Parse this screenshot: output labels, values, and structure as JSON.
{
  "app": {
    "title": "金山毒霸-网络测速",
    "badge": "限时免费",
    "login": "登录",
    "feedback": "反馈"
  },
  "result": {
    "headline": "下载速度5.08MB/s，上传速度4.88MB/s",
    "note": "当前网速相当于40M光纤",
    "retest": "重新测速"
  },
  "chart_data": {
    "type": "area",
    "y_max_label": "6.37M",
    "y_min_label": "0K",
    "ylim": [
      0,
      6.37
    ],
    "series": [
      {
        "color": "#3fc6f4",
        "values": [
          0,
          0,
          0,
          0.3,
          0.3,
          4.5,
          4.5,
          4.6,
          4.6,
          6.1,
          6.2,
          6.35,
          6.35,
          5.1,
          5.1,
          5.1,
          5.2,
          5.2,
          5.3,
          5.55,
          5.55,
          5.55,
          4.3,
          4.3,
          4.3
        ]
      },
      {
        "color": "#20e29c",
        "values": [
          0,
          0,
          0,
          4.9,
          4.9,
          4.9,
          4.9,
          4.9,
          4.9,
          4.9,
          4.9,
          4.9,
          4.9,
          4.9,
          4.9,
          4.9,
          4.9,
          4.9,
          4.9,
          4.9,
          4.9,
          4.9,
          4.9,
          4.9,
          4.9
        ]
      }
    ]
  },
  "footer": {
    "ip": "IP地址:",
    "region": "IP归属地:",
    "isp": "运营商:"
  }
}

━━━━━━

__DIRECTIONS FOR THIS TASK__.
Extract all lines as given.

__FULL ANSWER__.
Parse this screenshot: output labels, values, and structure as JSON.
{
  "app": {
    "title": "金山毒霸-网络测速",
    "badge": "限时免费",
    "login": "登录",
    "feedback": "反馈"
  },
  "result": {
    "headline": "下载速度5.08MB/s，上传速度4.88MB/s",
    "note": "当前网速相当于40M光纤",
    "retest": "重新测速"
  },
  "chart_data": {
    "type": "area",
    "y_max_label": "6.37M",
    "y_min_label": "0K",
    "ylim": [
      0,
      6.37
    ],
    "series": [
      {
        "color": "#3fc6f4",
        "values": [
          0,
          0,
          0,
          0.3,
          0.3,
          4.5,
          4.5,
          4.6,
          4.6,
          6.1,
          6.2,
          6.35,
          6.35,
          5.1,
          5.1,
          5.1,
          5.2,
          5.2,
          5.3,
          5.55,
          5.55,
          5.55,
          4.3,
          4.3,
          4.3
        ]
      },
      {
        "color": "#20e29c",
        "values": [
          0,
          0,
          0,
          4.9,
          4.9,
          4.9,
          4.9,
          4.9,
          4.9,
          4.9,
          4.9,
          4.9,
          4.9,
          4.9,
          4.9,
          4.9,
          4.9,
          4.9,
          4.9,
          4.9,
          4.9,
          4.9,
          4.9,
          4.9,
          4.9
        ]
      }
    ]
  },
  "footer": {
    "ip": "IP地址:",
    "region": "IP归属地:",
    "isp": "运营商:"
  }
}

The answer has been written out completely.